_DATA SUPPLIED_
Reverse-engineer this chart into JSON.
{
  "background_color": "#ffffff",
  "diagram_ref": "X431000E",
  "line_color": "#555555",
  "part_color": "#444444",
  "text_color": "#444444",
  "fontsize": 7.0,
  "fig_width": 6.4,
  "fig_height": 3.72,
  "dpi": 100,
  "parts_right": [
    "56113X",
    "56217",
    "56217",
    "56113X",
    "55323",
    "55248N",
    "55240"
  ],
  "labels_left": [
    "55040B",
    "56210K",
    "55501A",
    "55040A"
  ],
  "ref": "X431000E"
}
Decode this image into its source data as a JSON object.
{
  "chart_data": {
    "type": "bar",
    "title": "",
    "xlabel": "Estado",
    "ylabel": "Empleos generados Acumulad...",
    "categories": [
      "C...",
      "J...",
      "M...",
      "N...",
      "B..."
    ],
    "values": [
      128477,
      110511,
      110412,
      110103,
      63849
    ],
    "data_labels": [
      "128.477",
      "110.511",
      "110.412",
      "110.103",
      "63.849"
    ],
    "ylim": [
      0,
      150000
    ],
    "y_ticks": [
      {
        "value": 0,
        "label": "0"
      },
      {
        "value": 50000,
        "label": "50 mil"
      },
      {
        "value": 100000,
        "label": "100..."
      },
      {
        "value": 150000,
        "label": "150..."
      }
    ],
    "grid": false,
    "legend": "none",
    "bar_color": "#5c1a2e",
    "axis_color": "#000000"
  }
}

==

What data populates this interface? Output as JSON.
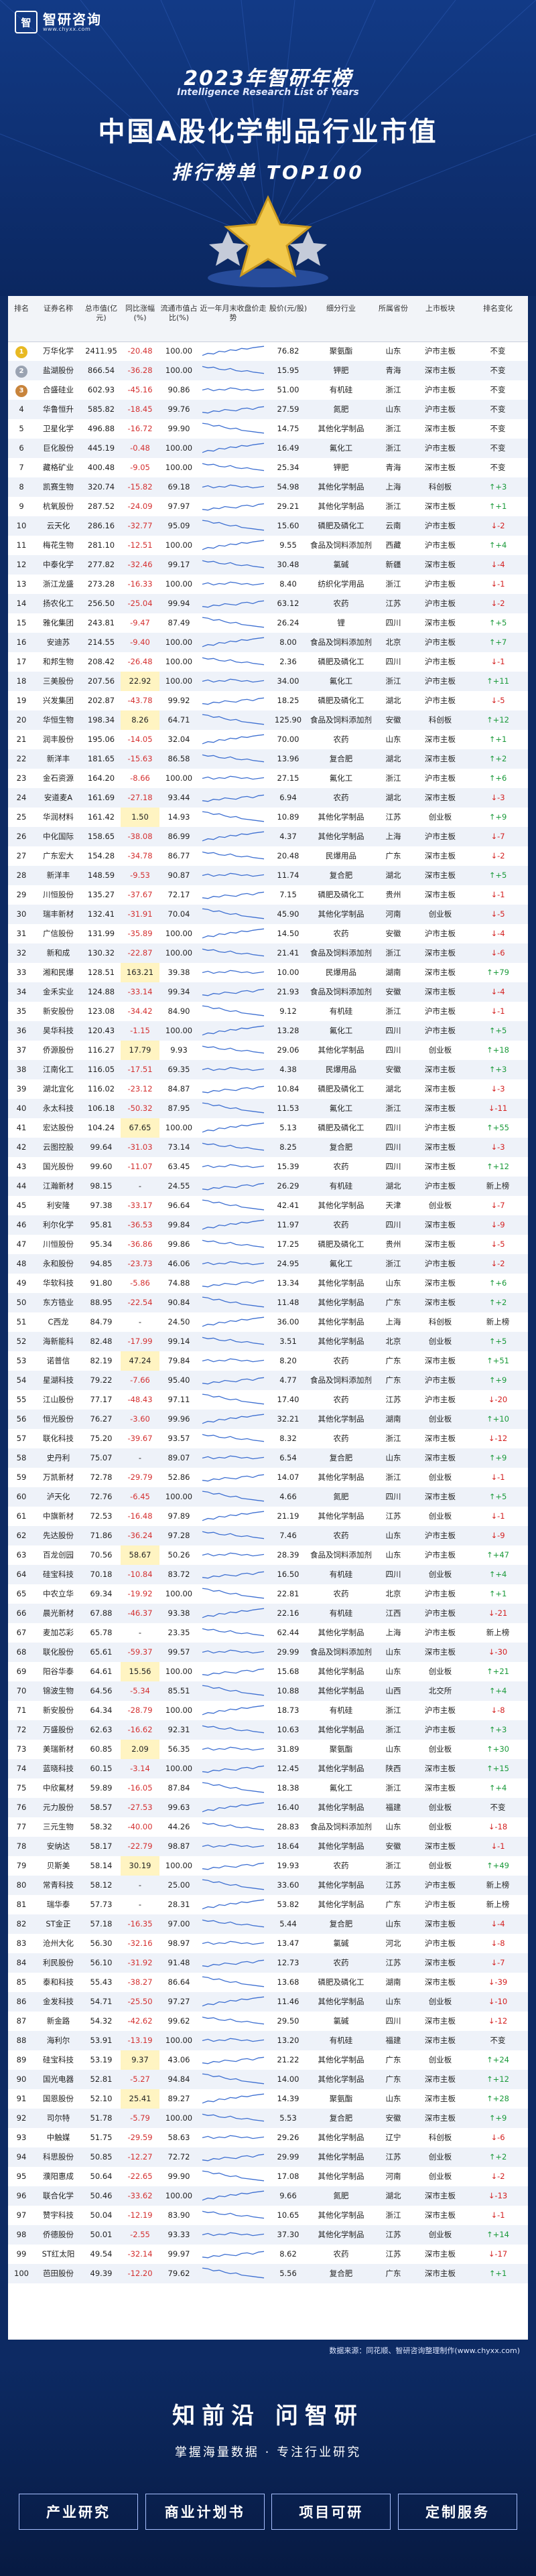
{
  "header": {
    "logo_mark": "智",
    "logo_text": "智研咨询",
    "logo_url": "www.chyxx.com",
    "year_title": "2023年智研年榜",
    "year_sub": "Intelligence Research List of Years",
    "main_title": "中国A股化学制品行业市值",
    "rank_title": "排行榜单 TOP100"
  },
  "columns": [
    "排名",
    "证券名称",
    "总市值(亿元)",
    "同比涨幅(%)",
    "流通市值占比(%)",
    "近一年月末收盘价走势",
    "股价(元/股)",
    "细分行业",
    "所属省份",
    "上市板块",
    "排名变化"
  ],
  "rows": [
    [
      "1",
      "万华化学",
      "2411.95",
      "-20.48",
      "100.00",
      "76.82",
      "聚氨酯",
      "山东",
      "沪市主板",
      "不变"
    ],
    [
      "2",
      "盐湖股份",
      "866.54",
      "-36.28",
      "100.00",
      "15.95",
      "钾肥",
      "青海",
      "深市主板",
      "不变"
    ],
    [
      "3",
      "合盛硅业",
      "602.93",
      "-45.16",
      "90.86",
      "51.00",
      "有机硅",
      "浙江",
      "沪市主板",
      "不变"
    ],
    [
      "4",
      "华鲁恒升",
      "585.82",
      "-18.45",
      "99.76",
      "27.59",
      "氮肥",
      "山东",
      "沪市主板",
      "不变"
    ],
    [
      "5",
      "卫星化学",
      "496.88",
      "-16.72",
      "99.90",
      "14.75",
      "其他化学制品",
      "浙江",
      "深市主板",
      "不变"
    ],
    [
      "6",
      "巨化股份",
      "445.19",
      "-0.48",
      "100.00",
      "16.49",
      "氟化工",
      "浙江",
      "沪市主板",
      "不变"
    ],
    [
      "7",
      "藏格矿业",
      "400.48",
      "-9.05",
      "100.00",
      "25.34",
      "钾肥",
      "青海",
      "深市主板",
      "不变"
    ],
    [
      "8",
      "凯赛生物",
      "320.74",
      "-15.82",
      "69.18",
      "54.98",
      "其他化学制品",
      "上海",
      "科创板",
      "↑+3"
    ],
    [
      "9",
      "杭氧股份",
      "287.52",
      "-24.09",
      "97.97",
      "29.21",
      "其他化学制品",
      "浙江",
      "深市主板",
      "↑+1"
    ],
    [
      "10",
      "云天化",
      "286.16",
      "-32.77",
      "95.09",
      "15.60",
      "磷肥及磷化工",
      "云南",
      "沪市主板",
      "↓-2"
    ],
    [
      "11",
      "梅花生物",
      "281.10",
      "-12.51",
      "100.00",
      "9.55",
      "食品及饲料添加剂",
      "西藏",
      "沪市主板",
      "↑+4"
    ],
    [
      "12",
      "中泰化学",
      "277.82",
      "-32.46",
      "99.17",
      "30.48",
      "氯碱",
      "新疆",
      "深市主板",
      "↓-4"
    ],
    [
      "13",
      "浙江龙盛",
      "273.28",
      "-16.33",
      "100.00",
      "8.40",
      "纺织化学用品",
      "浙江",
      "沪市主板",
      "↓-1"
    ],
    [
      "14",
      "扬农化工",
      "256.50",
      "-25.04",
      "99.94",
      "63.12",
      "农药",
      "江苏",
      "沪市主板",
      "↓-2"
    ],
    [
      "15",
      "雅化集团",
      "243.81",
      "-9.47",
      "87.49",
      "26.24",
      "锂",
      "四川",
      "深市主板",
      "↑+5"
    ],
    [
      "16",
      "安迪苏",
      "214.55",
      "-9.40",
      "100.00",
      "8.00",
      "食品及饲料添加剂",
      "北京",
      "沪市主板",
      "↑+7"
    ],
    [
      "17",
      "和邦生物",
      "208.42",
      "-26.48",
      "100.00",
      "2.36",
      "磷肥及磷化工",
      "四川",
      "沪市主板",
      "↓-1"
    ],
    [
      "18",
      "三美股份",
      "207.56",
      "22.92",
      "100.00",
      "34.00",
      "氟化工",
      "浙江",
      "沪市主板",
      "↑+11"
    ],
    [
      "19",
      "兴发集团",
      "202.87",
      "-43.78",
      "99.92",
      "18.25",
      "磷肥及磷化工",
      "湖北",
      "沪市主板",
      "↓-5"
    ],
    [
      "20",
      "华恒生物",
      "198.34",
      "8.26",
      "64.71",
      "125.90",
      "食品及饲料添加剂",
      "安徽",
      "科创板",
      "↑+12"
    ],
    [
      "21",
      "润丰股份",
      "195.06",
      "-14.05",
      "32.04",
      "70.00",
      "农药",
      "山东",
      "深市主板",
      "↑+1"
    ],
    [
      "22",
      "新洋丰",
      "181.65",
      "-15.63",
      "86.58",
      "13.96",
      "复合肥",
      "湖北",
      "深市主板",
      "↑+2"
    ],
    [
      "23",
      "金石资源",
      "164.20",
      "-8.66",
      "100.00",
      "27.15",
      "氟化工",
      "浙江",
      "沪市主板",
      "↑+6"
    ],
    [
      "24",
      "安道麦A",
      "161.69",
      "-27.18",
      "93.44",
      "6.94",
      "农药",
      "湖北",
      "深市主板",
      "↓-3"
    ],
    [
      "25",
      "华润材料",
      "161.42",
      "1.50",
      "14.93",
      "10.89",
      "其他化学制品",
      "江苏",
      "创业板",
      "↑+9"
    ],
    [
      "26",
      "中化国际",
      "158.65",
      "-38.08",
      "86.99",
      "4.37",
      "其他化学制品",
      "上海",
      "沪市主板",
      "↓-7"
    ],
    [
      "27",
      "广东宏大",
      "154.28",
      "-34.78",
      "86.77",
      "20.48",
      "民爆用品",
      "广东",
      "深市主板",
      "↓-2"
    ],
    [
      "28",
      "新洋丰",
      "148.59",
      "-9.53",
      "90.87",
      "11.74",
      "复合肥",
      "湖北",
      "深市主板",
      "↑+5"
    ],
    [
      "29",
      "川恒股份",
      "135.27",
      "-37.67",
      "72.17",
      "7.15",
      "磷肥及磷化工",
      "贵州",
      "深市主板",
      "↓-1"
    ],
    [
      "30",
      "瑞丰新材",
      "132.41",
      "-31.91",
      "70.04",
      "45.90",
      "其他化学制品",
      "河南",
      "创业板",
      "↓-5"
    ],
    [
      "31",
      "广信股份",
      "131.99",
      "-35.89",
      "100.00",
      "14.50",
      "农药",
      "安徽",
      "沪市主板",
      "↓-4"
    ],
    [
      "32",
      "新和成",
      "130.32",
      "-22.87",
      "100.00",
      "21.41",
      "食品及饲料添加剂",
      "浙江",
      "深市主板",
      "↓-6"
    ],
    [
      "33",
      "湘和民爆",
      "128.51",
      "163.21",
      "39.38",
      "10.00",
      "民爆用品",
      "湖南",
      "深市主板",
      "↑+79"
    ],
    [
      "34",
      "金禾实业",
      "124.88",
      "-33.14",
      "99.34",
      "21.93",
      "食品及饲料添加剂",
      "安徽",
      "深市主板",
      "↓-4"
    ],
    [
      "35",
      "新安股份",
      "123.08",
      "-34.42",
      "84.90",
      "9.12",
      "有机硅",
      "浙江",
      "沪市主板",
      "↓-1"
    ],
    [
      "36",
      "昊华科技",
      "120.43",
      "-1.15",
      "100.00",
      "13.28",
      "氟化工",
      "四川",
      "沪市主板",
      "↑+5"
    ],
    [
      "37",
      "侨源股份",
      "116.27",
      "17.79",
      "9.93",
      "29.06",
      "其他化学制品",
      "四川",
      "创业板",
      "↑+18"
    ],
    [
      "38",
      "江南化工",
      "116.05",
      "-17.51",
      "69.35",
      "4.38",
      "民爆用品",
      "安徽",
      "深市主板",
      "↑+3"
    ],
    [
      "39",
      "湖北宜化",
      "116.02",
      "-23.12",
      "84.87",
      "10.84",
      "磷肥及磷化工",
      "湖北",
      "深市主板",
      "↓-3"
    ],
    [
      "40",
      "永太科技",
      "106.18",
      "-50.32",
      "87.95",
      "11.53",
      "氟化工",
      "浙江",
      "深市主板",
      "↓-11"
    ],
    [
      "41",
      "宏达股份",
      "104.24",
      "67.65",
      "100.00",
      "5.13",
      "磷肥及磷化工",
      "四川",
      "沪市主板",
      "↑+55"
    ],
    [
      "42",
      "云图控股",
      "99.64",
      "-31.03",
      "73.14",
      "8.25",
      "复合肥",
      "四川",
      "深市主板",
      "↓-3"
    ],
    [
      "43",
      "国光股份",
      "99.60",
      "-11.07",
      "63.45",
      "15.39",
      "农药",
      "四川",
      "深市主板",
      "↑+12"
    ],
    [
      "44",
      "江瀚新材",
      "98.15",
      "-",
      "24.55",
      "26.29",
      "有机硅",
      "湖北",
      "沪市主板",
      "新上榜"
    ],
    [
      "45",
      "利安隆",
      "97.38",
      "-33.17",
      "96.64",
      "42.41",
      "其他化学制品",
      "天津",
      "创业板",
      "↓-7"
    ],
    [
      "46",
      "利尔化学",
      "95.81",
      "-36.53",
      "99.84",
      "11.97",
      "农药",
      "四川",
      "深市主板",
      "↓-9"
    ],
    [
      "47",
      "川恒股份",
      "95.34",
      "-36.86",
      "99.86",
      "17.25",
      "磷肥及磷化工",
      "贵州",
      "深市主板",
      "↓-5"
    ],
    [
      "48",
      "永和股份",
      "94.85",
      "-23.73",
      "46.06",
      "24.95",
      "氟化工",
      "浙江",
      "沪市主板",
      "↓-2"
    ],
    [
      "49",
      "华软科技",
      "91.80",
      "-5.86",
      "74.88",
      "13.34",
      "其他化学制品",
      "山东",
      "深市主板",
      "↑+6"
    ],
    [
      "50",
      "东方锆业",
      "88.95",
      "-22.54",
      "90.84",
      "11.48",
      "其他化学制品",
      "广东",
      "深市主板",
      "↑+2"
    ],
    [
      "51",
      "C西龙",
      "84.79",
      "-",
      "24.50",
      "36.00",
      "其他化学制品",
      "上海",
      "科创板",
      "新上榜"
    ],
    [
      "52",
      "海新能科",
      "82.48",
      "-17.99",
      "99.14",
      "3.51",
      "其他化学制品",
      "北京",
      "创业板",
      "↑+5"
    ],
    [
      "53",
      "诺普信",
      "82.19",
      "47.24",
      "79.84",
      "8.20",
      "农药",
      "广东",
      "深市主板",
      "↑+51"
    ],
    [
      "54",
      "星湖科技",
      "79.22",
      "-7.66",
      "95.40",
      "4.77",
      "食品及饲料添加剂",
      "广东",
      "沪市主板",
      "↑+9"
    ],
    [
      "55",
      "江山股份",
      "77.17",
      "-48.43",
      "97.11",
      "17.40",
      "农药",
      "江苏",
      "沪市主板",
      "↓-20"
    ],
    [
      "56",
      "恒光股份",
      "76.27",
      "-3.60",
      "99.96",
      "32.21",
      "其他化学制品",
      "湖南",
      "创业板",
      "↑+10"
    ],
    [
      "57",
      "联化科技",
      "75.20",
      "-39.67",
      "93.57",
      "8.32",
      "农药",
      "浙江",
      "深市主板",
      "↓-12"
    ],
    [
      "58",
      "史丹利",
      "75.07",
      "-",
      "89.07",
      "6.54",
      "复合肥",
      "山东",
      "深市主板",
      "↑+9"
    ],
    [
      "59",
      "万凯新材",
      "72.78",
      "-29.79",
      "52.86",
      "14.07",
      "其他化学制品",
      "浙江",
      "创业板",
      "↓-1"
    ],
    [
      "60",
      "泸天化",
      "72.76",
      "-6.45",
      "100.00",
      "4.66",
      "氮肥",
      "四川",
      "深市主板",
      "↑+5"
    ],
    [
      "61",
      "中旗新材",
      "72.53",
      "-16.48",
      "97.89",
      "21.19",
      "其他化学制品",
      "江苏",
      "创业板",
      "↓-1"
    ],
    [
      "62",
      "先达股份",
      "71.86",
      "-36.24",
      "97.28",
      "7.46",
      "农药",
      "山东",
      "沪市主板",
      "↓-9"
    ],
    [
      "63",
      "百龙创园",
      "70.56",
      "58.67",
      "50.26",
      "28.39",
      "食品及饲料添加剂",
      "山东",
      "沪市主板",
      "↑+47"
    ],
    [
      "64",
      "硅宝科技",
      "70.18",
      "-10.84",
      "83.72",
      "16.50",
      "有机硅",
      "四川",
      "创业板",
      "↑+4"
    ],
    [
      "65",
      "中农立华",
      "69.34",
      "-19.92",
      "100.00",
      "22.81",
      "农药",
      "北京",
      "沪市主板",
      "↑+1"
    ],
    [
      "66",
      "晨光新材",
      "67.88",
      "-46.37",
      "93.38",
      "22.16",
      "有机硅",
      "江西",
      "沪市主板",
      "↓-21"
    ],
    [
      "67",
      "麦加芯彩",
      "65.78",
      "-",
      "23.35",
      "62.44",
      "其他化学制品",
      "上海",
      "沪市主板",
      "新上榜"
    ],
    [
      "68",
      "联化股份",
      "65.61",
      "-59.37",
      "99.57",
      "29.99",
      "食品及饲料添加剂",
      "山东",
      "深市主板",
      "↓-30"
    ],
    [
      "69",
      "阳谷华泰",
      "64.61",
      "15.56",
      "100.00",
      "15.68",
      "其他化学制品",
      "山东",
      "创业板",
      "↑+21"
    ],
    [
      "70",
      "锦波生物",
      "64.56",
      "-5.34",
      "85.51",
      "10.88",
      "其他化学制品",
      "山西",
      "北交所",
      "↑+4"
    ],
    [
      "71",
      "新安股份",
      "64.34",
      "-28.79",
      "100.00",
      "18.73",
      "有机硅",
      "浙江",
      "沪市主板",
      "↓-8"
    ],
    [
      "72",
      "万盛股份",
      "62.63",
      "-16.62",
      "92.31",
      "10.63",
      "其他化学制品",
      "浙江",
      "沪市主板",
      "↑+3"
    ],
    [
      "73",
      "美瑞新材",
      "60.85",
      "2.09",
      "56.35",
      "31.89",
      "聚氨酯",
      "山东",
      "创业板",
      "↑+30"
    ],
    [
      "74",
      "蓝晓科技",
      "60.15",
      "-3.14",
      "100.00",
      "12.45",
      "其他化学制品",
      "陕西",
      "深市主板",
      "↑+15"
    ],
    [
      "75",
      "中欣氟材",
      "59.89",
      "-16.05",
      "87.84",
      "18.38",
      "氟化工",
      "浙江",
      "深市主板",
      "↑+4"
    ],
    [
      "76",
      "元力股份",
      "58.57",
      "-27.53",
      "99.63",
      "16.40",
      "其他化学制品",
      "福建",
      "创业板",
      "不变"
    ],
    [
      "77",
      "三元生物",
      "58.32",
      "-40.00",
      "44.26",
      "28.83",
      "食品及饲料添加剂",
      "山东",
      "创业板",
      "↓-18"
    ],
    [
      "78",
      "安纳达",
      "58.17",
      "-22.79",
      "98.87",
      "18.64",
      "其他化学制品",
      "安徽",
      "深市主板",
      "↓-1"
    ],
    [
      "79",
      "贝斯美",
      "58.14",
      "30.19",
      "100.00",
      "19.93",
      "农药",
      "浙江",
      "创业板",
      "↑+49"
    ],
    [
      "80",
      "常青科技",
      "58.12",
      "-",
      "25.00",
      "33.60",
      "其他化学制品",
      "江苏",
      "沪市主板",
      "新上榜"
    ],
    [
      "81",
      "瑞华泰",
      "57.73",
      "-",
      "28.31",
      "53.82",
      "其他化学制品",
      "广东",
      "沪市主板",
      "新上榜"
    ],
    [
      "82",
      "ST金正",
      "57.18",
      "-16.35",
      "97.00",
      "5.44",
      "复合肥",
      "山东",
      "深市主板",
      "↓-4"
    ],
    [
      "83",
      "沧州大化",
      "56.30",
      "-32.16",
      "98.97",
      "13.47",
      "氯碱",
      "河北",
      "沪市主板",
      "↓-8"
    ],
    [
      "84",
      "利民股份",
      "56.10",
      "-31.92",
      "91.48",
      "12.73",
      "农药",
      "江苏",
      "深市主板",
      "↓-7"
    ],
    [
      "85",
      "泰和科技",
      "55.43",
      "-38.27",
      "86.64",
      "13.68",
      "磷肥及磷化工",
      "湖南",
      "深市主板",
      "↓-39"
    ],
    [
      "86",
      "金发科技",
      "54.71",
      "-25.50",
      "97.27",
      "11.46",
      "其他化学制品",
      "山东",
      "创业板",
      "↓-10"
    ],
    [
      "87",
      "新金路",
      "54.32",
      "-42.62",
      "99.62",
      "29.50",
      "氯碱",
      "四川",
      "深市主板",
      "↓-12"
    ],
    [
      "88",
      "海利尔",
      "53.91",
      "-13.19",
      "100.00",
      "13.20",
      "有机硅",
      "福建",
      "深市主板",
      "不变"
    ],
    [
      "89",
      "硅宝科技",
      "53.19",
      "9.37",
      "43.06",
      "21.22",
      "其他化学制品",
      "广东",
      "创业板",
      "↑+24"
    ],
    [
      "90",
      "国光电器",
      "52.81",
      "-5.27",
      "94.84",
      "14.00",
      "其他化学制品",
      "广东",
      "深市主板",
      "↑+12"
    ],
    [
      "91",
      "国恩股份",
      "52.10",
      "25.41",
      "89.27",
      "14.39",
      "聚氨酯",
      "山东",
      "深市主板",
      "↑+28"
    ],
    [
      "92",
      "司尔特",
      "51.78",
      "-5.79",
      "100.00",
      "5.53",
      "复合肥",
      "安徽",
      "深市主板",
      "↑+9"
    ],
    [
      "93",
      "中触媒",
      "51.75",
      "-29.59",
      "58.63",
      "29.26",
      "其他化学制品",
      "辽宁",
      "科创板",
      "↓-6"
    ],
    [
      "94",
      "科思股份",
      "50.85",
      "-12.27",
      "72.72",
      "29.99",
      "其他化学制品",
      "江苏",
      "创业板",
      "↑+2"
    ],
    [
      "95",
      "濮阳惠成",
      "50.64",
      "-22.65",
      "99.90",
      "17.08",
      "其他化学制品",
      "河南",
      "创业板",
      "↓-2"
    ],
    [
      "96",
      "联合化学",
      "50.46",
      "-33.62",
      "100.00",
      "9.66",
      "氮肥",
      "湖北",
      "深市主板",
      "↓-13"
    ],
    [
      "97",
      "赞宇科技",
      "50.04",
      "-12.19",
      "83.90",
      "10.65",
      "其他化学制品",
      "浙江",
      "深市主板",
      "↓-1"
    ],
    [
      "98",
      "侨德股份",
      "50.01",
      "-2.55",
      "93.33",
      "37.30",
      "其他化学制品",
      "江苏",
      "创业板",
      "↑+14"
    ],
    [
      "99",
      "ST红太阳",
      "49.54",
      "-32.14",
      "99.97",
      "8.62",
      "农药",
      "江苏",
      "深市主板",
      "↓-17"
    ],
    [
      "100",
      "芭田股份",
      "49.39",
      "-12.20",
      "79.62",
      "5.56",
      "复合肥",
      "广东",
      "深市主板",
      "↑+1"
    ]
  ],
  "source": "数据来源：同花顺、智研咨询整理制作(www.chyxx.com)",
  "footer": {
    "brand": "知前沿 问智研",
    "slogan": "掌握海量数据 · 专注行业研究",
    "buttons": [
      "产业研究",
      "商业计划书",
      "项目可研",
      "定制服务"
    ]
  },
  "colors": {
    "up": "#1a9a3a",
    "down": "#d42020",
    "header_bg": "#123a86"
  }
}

_TASK GOAL_
From the entries above, pull out each line that includes "into".

_OUTPUT OF THE EXERCISE_
Reverse-engineer this chart into JSON.
Decode this image into its source data as a JSON object.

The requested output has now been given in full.